====== Entries provided

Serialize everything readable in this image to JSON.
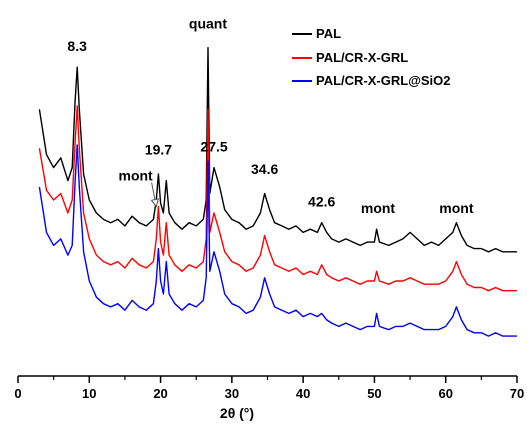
{
  "chart_data": {
    "type": "line",
    "xlabel": "2θ (°)",
    "ylabel": "",
    "xlim": [
      0,
      70
    ],
    "ylim": [
      0,
      100
    ],
    "x_ticks": [
      0,
      10,
      20,
      30,
      40,
      50,
      60,
      70
    ],
    "grid": false,
    "legend": "top-right",
    "series": [
      {
        "name": "PAL",
        "color": "#000000",
        "points": [
          [
            3,
            78
          ],
          [
            4,
            64
          ],
          [
            5,
            60
          ],
          [
            6,
            63
          ],
          [
            7,
            56
          ],
          [
            7.6,
            60
          ],
          [
            8.0,
            80
          ],
          [
            8.3,
            91
          ],
          [
            8.6,
            78
          ],
          [
            9.2,
            58
          ],
          [
            10,
            50
          ],
          [
            11,
            46
          ],
          [
            12,
            44
          ],
          [
            13,
            43
          ],
          [
            14,
            44
          ],
          [
            15,
            42
          ],
          [
            16,
            45
          ],
          [
            17,
            43
          ],
          [
            18,
            42
          ],
          [
            19,
            44
          ],
          [
            19.4,
            50
          ],
          [
            19.7,
            58
          ],
          [
            20.0,
            49
          ],
          [
            20.4,
            46
          ],
          [
            20.8,
            56
          ],
          [
            21.2,
            46
          ],
          [
            22,
            43
          ],
          [
            23,
            41
          ],
          [
            24,
            43
          ],
          [
            25,
            42
          ],
          [
            26,
            44
          ],
          [
            26.4,
            50
          ],
          [
            26.65,
            97
          ],
          [
            26.9,
            52
          ],
          [
            27.5,
            60
          ],
          [
            28.3,
            54
          ],
          [
            29,
            47
          ],
          [
            30,
            44
          ],
          [
            31,
            43
          ],
          [
            32,
            41
          ],
          [
            33,
            42
          ],
          [
            34,
            46
          ],
          [
            34.6,
            52
          ],
          [
            35.3,
            47
          ],
          [
            36,
            43
          ],
          [
            37,
            42
          ],
          [
            38,
            41
          ],
          [
            39,
            42
          ],
          [
            40,
            40
          ],
          [
            41,
            41
          ],
          [
            42,
            40
          ],
          [
            42.6,
            43
          ],
          [
            43.3,
            40
          ],
          [
            44,
            38
          ],
          [
            45,
            37
          ],
          [
            46,
            38
          ],
          [
            47,
            37
          ],
          [
            48,
            36
          ],
          [
            49,
            37
          ],
          [
            50,
            37
          ],
          [
            50.3,
            41
          ],
          [
            50.7,
            37
          ],
          [
            52,
            36
          ],
          [
            53,
            37
          ],
          [
            54,
            38
          ],
          [
            55,
            40
          ],
          [
            56,
            38
          ],
          [
            57,
            36
          ],
          [
            58,
            37
          ],
          [
            59,
            36
          ],
          [
            60,
            38
          ],
          [
            61,
            40
          ],
          [
            61.5,
            43
          ],
          [
            62.2,
            39
          ],
          [
            63,
            36
          ],
          [
            64,
            35
          ],
          [
            65,
            35
          ],
          [
            66,
            34
          ],
          [
            67,
            35
          ],
          [
            68,
            34
          ],
          [
            69,
            34
          ],
          [
            70,
            34
          ]
        ]
      },
      {
        "name": "PAL/CR-X-GRL",
        "color": "#ff0000",
        "points": [
          [
            3,
            66
          ],
          [
            4,
            53
          ],
          [
            5,
            50
          ],
          [
            6,
            52
          ],
          [
            7,
            46
          ],
          [
            7.6,
            50
          ],
          [
            8.0,
            67
          ],
          [
            8.3,
            79
          ],
          [
            8.6,
            66
          ],
          [
            9.2,
            46
          ],
          [
            10,
            38
          ],
          [
            11,
            33
          ],
          [
            12,
            31
          ],
          [
            13,
            30
          ],
          [
            14,
            31
          ],
          [
            15,
            29
          ],
          [
            16,
            32
          ],
          [
            17,
            30
          ],
          [
            18,
            29
          ],
          [
            19,
            31
          ],
          [
            19.4,
            38
          ],
          [
            19.7,
            48
          ],
          [
            20.0,
            37
          ],
          [
            20.4,
            33
          ],
          [
            20.8,
            43
          ],
          [
            21.2,
            33
          ],
          [
            22,
            30
          ],
          [
            23,
            28
          ],
          [
            24,
            30
          ],
          [
            25,
            29
          ],
          [
            26,
            31
          ],
          [
            26.4,
            38
          ],
          [
            26.65,
            78
          ],
          [
            26.9,
            40
          ],
          [
            27.5,
            46
          ],
          [
            28.3,
            40
          ],
          [
            29,
            34
          ],
          [
            30,
            31
          ],
          [
            31,
            30
          ],
          [
            32,
            28
          ],
          [
            33,
            29
          ],
          [
            34,
            33
          ],
          [
            34.6,
            39
          ],
          [
            35.3,
            34
          ],
          [
            36,
            30
          ],
          [
            37,
            29
          ],
          [
            38,
            28
          ],
          [
            39,
            29
          ],
          [
            40,
            27
          ],
          [
            41,
            28
          ],
          [
            42,
            27
          ],
          [
            42.6,
            30
          ],
          [
            43.3,
            27
          ],
          [
            44,
            26
          ],
          [
            45,
            25
          ],
          [
            46,
            26
          ],
          [
            47,
            25
          ],
          [
            48,
            24
          ],
          [
            49,
            25
          ],
          [
            50,
            25
          ],
          [
            50.3,
            28
          ],
          [
            50.7,
            25
          ],
          [
            52,
            24
          ],
          [
            53,
            25
          ],
          [
            54,
            25
          ],
          [
            55,
            26
          ],
          [
            56,
            25
          ],
          [
            57,
            24
          ],
          [
            58,
            24
          ],
          [
            59,
            24
          ],
          [
            60,
            25
          ],
          [
            61,
            28
          ],
          [
            61.5,
            31
          ],
          [
            62.2,
            27
          ],
          [
            63,
            24
          ],
          [
            64,
            23
          ],
          [
            65,
            23
          ],
          [
            66,
            22
          ],
          [
            67,
            23
          ],
          [
            68,
            22
          ],
          [
            69,
            22
          ],
          [
            70,
            22
          ]
        ]
      },
      {
        "name": "PAL/CR-X-GRL@SiO2",
        "color": "#0000ff",
        "points": [
          [
            3,
            54
          ],
          [
            4,
            40
          ],
          [
            5,
            36
          ],
          [
            6,
            38
          ],
          [
            7,
            33
          ],
          [
            7.6,
            36
          ],
          [
            8.0,
            55
          ],
          [
            8.3,
            67
          ],
          [
            8.6,
            54
          ],
          [
            9.2,
            34
          ],
          [
            10,
            25
          ],
          [
            11,
            20
          ],
          [
            12,
            18
          ],
          [
            13,
            17
          ],
          [
            14,
            18
          ],
          [
            15,
            16
          ],
          [
            16,
            19
          ],
          [
            17,
            17
          ],
          [
            18,
            16
          ],
          [
            19,
            18
          ],
          [
            19.4,
            25
          ],
          [
            19.7,
            35
          ],
          [
            20.0,
            25
          ],
          [
            20.4,
            21
          ],
          [
            20.8,
            31
          ],
          [
            21.2,
            21
          ],
          [
            22,
            18
          ],
          [
            23,
            16
          ],
          [
            24,
            18
          ],
          [
            25,
            17
          ],
          [
            26,
            19
          ],
          [
            26.4,
            26
          ],
          [
            26.65,
            62
          ],
          [
            26.9,
            28
          ],
          [
            27.5,
            34
          ],
          [
            28.3,
            28
          ],
          [
            29,
            21
          ],
          [
            30,
            18
          ],
          [
            31,
            17
          ],
          [
            32,
            15
          ],
          [
            33,
            16
          ],
          [
            34,
            20
          ],
          [
            34.6,
            26
          ],
          [
            35.3,
            21
          ],
          [
            36,
            17
          ],
          [
            37,
            16
          ],
          [
            38,
            15
          ],
          [
            39,
            16
          ],
          [
            40,
            14
          ],
          [
            41,
            15
          ],
          [
            42,
            14
          ],
          [
            42.6,
            15
          ],
          [
            43.3,
            13
          ],
          [
            44,
            12
          ],
          [
            45,
            11
          ],
          [
            46,
            12
          ],
          [
            47,
            11
          ],
          [
            48,
            10
          ],
          [
            49,
            11
          ],
          [
            50,
            11
          ],
          [
            50.3,
            15
          ],
          [
            50.7,
            11
          ],
          [
            52,
            10
          ],
          [
            53,
            11
          ],
          [
            54,
            11
          ],
          [
            55,
            12
          ],
          [
            56,
            11
          ],
          [
            57,
            10
          ],
          [
            58,
            10
          ],
          [
            59,
            10
          ],
          [
            60,
            11
          ],
          [
            61,
            14
          ],
          [
            61.5,
            17
          ],
          [
            62.2,
            13
          ],
          [
            63,
            10
          ],
          [
            64,
            9
          ],
          [
            65,
            9
          ],
          [
            66,
            8
          ],
          [
            67,
            9
          ],
          [
            68,
            8
          ],
          [
            69,
            8
          ],
          [
            70,
            8
          ]
        ]
      }
    ],
    "annotations": [
      {
        "text": "8.3",
        "x": 8.3,
        "y": 96
      },
      {
        "text": "quant",
        "x": 26.65,
        "y": 103
      },
      {
        "text": "19.7",
        "x": 19.7,
        "y": 64
      },
      {
        "text": "27.5",
        "x": 27.5,
        "y": 65
      },
      {
        "text": "34.6",
        "x": 34.6,
        "y": 58
      },
      {
        "text": "42.6",
        "x": 42.6,
        "y": 48
      },
      {
        "text": "mont",
        "x": 50.5,
        "y": 46
      },
      {
        "text": "mont",
        "x": 61.5,
        "y": 46
      },
      {
        "text": "mont",
        "x": 16.5,
        "y": 56,
        "arrow_to": [
          19.4,
          48
        ]
      }
    ]
  }
}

============

→ Task prompt: Filter the records down to the lines that contain the string "name", and copy those lines.

→ Solution for this problem:
        "name": "PAL",
        "name": "PAL/CR-X-GRL",
        "name": "PAL/CR-X-GRL@SiO2",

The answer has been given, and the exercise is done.